====== Available data ======

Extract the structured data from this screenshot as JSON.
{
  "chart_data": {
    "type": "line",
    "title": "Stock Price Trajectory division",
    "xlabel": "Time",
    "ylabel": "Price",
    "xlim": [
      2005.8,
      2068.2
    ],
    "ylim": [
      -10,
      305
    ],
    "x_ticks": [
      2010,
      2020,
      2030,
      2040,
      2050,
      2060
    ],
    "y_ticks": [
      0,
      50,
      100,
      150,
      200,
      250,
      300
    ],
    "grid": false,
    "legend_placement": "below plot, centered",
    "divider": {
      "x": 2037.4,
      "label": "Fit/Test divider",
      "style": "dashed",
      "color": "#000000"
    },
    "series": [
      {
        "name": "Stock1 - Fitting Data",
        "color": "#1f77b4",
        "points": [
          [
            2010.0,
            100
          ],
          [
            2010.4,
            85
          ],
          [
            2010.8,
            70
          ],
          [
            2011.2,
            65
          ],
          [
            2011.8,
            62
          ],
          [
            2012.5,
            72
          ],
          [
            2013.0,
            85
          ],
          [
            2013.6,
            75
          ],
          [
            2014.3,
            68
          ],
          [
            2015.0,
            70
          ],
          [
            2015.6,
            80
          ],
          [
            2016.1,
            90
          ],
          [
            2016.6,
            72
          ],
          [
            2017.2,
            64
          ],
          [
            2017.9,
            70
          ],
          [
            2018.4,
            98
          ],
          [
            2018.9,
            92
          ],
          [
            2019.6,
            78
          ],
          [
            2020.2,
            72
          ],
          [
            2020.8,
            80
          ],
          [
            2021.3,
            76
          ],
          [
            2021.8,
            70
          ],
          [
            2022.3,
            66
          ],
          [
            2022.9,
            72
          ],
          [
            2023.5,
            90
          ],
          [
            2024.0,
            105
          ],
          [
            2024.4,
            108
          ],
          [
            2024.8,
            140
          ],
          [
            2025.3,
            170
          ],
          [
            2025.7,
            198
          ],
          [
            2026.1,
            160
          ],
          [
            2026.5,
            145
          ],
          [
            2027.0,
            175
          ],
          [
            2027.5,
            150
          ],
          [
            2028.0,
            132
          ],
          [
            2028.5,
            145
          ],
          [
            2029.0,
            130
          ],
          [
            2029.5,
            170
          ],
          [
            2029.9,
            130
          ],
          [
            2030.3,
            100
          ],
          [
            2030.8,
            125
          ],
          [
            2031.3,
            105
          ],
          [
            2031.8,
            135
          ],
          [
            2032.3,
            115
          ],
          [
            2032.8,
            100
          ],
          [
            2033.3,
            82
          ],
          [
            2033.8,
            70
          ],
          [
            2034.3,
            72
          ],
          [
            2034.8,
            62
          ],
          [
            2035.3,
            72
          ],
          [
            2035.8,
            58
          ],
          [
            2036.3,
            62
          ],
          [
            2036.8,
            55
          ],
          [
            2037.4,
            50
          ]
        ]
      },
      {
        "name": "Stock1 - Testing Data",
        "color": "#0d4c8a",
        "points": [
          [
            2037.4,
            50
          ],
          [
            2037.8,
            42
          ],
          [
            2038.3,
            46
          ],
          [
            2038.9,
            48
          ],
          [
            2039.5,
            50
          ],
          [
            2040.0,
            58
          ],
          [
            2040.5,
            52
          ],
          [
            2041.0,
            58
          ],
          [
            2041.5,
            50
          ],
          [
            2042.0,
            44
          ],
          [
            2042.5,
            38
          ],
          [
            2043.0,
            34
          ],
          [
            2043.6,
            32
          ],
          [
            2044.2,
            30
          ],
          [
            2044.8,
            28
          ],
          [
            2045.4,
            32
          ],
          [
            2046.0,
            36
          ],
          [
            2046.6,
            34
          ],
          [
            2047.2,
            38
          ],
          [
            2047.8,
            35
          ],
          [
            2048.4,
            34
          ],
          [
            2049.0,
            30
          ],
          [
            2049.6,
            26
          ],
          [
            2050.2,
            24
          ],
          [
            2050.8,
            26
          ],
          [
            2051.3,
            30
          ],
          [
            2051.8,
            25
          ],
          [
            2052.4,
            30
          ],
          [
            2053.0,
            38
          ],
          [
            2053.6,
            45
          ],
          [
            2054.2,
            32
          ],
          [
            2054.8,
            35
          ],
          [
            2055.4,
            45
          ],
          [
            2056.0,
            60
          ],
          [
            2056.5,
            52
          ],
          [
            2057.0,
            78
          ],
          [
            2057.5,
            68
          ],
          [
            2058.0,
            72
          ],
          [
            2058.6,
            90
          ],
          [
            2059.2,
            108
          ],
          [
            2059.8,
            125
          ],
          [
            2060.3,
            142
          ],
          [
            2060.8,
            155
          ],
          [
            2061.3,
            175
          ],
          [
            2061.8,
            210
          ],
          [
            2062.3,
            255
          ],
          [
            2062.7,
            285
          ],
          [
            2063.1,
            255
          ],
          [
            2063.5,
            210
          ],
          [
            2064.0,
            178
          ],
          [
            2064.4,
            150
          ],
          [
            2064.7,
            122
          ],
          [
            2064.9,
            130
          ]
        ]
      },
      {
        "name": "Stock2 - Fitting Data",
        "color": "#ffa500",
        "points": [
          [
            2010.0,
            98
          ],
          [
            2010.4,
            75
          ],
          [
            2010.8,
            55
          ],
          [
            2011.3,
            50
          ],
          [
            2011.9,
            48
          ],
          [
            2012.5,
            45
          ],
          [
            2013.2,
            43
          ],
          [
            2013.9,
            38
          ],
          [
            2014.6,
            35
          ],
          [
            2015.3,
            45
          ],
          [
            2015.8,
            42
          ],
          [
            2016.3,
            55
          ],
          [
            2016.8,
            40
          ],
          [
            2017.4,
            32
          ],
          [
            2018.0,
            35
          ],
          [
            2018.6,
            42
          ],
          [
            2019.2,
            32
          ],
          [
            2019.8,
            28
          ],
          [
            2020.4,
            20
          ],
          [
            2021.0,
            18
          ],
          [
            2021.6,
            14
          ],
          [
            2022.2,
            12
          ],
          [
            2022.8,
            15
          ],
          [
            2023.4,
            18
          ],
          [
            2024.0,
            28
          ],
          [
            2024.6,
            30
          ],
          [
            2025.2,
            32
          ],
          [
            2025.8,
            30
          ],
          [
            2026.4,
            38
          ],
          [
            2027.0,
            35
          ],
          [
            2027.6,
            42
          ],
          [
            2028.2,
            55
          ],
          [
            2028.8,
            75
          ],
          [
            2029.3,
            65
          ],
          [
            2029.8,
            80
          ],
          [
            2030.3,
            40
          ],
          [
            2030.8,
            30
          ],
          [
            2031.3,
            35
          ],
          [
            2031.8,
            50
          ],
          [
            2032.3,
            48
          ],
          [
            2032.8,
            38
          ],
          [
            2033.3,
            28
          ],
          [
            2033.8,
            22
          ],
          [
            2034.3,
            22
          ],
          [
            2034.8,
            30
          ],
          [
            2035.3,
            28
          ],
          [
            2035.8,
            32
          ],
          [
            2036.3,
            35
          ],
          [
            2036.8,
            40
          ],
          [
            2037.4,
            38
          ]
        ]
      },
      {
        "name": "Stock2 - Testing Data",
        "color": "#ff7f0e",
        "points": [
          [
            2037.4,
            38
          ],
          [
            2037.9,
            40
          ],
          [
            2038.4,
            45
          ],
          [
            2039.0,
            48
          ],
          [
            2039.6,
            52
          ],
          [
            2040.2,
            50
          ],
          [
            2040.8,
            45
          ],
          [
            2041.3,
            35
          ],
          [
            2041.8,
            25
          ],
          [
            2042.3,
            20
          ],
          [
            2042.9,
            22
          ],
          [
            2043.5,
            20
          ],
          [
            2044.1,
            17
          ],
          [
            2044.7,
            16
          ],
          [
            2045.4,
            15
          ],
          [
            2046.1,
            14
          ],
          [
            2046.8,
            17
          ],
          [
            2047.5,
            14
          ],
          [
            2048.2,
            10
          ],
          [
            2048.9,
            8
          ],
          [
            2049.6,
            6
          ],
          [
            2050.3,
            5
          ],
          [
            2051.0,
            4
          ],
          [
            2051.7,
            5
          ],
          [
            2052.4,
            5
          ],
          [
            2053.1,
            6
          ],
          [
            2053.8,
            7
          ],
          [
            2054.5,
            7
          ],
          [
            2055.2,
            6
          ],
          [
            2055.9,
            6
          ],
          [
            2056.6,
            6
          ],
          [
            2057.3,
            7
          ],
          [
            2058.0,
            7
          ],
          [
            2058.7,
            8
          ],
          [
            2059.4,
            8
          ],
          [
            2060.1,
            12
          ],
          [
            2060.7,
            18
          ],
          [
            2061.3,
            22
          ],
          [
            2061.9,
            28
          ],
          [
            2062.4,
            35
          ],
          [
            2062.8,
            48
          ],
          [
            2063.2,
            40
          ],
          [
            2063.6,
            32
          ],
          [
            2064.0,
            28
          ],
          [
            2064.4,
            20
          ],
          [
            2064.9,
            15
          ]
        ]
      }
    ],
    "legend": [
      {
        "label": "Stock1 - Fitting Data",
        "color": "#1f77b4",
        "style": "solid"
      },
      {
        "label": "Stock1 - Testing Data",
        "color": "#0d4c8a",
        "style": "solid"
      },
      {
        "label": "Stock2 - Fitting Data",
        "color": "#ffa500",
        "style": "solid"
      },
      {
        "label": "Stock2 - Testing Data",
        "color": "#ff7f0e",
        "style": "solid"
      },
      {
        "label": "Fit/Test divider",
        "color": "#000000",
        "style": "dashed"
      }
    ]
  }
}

======

**Your instructions:** Single out each line of the records above with the string "Price" in it, and copy it.

**Complete output:**
    "title": "Stock Price Trajectory division",
    "ylabel": "Price",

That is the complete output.